Task to carry out:
Copy every line of the records below word for word, changing nothing.

Items:
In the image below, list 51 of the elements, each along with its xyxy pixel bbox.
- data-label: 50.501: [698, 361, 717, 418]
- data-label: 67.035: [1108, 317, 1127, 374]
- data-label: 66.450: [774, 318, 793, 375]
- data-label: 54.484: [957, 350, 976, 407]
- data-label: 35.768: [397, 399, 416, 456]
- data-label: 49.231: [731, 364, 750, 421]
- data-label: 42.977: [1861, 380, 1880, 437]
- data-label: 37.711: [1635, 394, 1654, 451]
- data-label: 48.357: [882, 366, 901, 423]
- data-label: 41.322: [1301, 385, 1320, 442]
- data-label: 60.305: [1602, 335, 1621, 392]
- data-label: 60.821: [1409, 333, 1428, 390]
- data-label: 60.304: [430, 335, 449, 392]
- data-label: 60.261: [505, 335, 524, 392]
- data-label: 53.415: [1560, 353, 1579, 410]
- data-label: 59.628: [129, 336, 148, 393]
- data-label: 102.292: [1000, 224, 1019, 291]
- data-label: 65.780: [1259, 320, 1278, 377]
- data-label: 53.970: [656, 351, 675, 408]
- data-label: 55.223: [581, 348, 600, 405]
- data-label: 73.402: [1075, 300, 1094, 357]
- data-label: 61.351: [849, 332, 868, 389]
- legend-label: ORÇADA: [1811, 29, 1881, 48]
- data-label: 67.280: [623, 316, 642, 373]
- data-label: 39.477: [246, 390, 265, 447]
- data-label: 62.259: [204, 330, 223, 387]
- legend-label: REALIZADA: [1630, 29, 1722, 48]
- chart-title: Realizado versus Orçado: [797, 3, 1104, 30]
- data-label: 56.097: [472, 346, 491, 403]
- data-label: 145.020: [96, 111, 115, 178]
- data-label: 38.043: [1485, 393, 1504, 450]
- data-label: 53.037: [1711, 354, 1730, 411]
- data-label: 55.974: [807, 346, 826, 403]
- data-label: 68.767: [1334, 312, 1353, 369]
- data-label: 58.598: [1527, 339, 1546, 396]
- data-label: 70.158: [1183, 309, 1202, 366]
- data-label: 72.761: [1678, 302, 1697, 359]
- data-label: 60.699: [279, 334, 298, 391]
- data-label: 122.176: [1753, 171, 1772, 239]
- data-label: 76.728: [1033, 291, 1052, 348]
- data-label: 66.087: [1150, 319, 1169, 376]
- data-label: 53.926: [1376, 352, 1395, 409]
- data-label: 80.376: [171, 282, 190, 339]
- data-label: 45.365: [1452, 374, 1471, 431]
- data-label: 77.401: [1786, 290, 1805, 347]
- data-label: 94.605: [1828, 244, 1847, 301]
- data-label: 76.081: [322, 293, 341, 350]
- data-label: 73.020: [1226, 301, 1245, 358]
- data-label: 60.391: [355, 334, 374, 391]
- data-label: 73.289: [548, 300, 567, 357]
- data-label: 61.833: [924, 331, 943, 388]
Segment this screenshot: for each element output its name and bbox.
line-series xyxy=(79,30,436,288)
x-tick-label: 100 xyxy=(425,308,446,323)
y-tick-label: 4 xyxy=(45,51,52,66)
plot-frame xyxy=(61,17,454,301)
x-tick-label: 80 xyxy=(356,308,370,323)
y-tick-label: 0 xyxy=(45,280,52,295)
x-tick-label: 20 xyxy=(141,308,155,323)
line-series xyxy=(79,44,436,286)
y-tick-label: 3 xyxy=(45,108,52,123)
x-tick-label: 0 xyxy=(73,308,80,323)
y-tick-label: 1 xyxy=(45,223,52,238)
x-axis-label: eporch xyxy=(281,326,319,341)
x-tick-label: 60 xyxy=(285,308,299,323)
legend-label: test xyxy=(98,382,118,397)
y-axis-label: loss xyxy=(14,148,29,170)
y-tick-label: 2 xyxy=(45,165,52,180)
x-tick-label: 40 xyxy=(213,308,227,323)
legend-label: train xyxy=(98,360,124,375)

Response for this exercise:
In the image below, list 51 of the elements, each along with its xyxy pixel bbox.
- data-label: 50.501: [698, 361, 717, 418]
- data-label: 67.035: [1108, 317, 1127, 374]
- data-label: 66.450: [774, 318, 793, 375]
- data-label: 54.484: [957, 350, 976, 407]
- data-label: 35.768: [397, 399, 416, 456]
- data-label: 49.231: [731, 364, 750, 421]
- data-label: 42.977: [1861, 380, 1880, 437]
- data-label: 37.711: [1635, 394, 1654, 451]
- data-label: 48.357: [882, 366, 901, 423]
- data-label: 41.322: [1301, 385, 1320, 442]
- data-label: 60.305: [1602, 335, 1621, 392]
- data-label: 60.821: [1409, 333, 1428, 390]
- data-label: 60.304: [430, 335, 449, 392]
- data-label: 60.261: [505, 335, 524, 392]
- data-label: 53.415: [1560, 353, 1579, 410]
- data-label: 59.628: [129, 336, 148, 393]
- data-label: 102.292: [1000, 224, 1019, 291]
- data-label: 65.780: [1259, 320, 1278, 377]
- data-label: 53.970: [656, 351, 675, 408]
- data-label: 55.223: [581, 348, 600, 405]
- data-label: 73.402: [1075, 300, 1094, 357]
- data-label: 61.351: [849, 332, 868, 389]
- legend-label: ORÇADA: [1811, 29, 1881, 48]
- data-label: 67.280: [623, 316, 642, 373]
- data-label: 39.477: [246, 390, 265, 447]
- data-label: 62.259: [204, 330, 223, 387]
- legend-label: REALIZADA: [1630, 29, 1722, 48]
- chart-title: Realizado versus Orçado: [797, 3, 1104, 30]
- data-label: 56.097: [472, 346, 491, 403]
- data-label: 145.020: [96, 111, 115, 178]
- data-label: 38.043: [1485, 393, 1504, 450]
- data-label: 53.037: [1711, 354, 1730, 411]
- data-label: 55.974: [807, 346, 826, 403]
- data-label: 68.767: [1334, 312, 1353, 369]
- data-label: 58.598: [1527, 339, 1546, 396]
- data-label: 70.158: [1183, 309, 1202, 366]
- data-label: 72.761: [1678, 302, 1697, 359]
- data-label: 60.699: [279, 334, 298, 391]
- data-label: 122.176: [1753, 171, 1772, 239]
- data-label: 76.728: [1033, 291, 1052, 348]
- data-label: 66.087: [1150, 319, 1169, 376]
- data-label: 53.926: [1376, 352, 1395, 409]
- data-label: 80.376: [171, 282, 190, 339]
- data-label: 45.365: [1452, 374, 1471, 431]
- data-label: 77.401: [1786, 290, 1805, 347]
- data-label: 94.605: [1828, 244, 1847, 301]
- data-label: 76.081: [322, 293, 341, 350]
- data-label: 73.020: [1226, 301, 1245, 358]
- data-label: 60.391: [355, 334, 374, 391]
- data-label: 73.289: [548, 300, 567, 357]
- data-label: 61.833: [924, 331, 943, 388]
Segment this screenshot: for each element output its name and bbox.
line-series xyxy=(79,30,436,288)
x-tick-label: 100 xyxy=(425,308,446,323)
y-tick-label: 4 xyxy=(45,51,52,66)
plot-frame xyxy=(61,17,454,301)
x-tick-label: 80 xyxy=(356,308,370,323)
y-tick-label: 0 xyxy=(45,280,52,295)
x-tick-label: 20 xyxy=(141,308,155,323)
line-series xyxy=(79,44,436,286)
y-tick-label: 3 xyxy=(45,108,52,123)
x-tick-label: 0 xyxy=(73,308,80,323)
y-tick-label: 1 xyxy=(45,223,52,238)
x-axis-label: eporch xyxy=(281,326,319,341)
x-tick-label: 60 xyxy=(285,308,299,323)
legend-label: test xyxy=(98,382,118,397)
y-axis-label: loss xyxy=(14,148,29,170)
y-tick-label: 2 xyxy=(45,165,52,180)
x-tick-label: 40 xyxy=(213,308,227,323)
legend-label: train xyxy=(98,360,124,375)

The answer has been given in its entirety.